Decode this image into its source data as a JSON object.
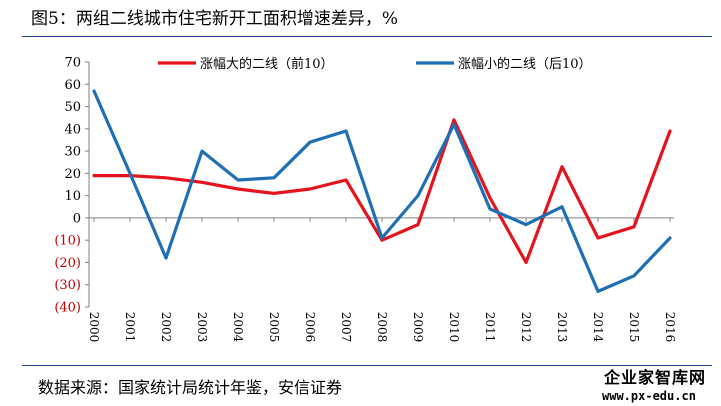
{
  "title": "图5：两组二线城市住宅新开工面积增速差异，%",
  "source": "数据来源：国家统计局统计年鉴，安信证券",
  "watermark": {
    "line1": "企业家智库网",
    "line2": "www.px-edu.cn"
  },
  "colors": {
    "series_red": "#e5141c",
    "series_blue": "#1f6fb4",
    "negative_tick": "#c00000",
    "rule": "#1f3f8f"
  },
  "chart_data": {
    "type": "line",
    "title": "图5：两组二线城市住宅新开工面积增速差异，%",
    "xlabel": "",
    "ylabel": "",
    "ylim": [
      -40,
      70
    ],
    "yticks": [
      70,
      60,
      50,
      40,
      30,
      20,
      10,
      0,
      -10,
      -20,
      -30,
      -40
    ],
    "ytick_labels": [
      "70",
      "60",
      "50",
      "40",
      "30",
      "20",
      "10",
      "0",
      "(10)",
      "(20)",
      "(30)",
      "(40)"
    ],
    "x": [
      "2000",
      "2001",
      "2002",
      "2003",
      "2004",
      "2005",
      "2006",
      "2007",
      "2008",
      "2009",
      "2010",
      "2011",
      "2012",
      "2013",
      "2014",
      "2015",
      "2016"
    ],
    "grid": false,
    "legend": "top",
    "series": [
      {
        "name": "涨幅大的二线（前10）",
        "color": "#e5141c",
        "values": [
          19,
          19,
          18,
          16,
          13,
          11,
          13,
          17,
          -10,
          -3,
          44,
          9,
          -20,
          23,
          -9,
          -4,
          39
        ]
      },
      {
        "name": "涨幅小的二线（后10）",
        "color": "#1f6fb4",
        "values": [
          57,
          20,
          -18,
          30,
          17,
          18,
          34,
          39,
          -9,
          10,
          42,
          4,
          -3,
          5,
          -33,
          -26,
          -9
        ]
      }
    ]
  }
}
————————
§ GIVEN PROBLEM: Go through the entries above and print each one exactly, minus the pictures.

§ ANSWER TO THIS PROBLEM:
Decode this image into its source data as a JSON object.
{
  "title": "图5：两组二线城市住宅新开工面积增速差异，%",
  "source": "数据来源：国家统计局统计年鉴，安信证券",
  "watermark": {
    "line1": "企业家智库网",
    "line2": "www.px-edu.cn"
  },
  "colors": {
    "series_red": "#e5141c",
    "series_blue": "#1f6fb4",
    "negative_tick": "#c00000",
    "rule": "#1f3f8f"
  },
  "chart_data": {
    "type": "line",
    "title": "图5：两组二线城市住宅新开工面积增速差异，%",
    "xlabel": "",
    "ylabel": "",
    "ylim": [
      -40,
      70
    ],
    "yticks": [
      70,
      60,
      50,
      40,
      30,
      20,
      10,
      0,
      -10,
      -20,
      -30,
      -40
    ],
    "ytick_labels": [
      "70",
      "60",
      "50",
      "40",
      "30",
      "20",
      "10",
      "0",
      "(10)",
      "(20)",
      "(30)",
      "(40)"
    ],
    "x": [
      "2000",
      "2001",
      "2002",
      "2003",
      "2004",
      "2005",
      "2006",
      "2007",
      "2008",
      "2009",
      "2010",
      "2011",
      "2012",
      "2013",
      "2014",
      "2015",
      "2016"
    ],
    "grid": false,
    "legend": "top",
    "series": [
      {
        "name": "涨幅大的二线（前10）",
        "color": "#e5141c",
        "values": [
          19,
          19,
          18,
          16,
          13,
          11,
          13,
          17,
          -10,
          -3,
          44,
          9,
          -20,
          23,
          -9,
          -4,
          39
        ]
      },
      {
        "name": "涨幅小的二线（后10）",
        "color": "#1f6fb4",
        "values": [
          57,
          20,
          -18,
          30,
          17,
          18,
          34,
          39,
          -9,
          10,
          42,
          4,
          -3,
          5,
          -33,
          -26,
          -9
        ]
      }
    ]
  }
}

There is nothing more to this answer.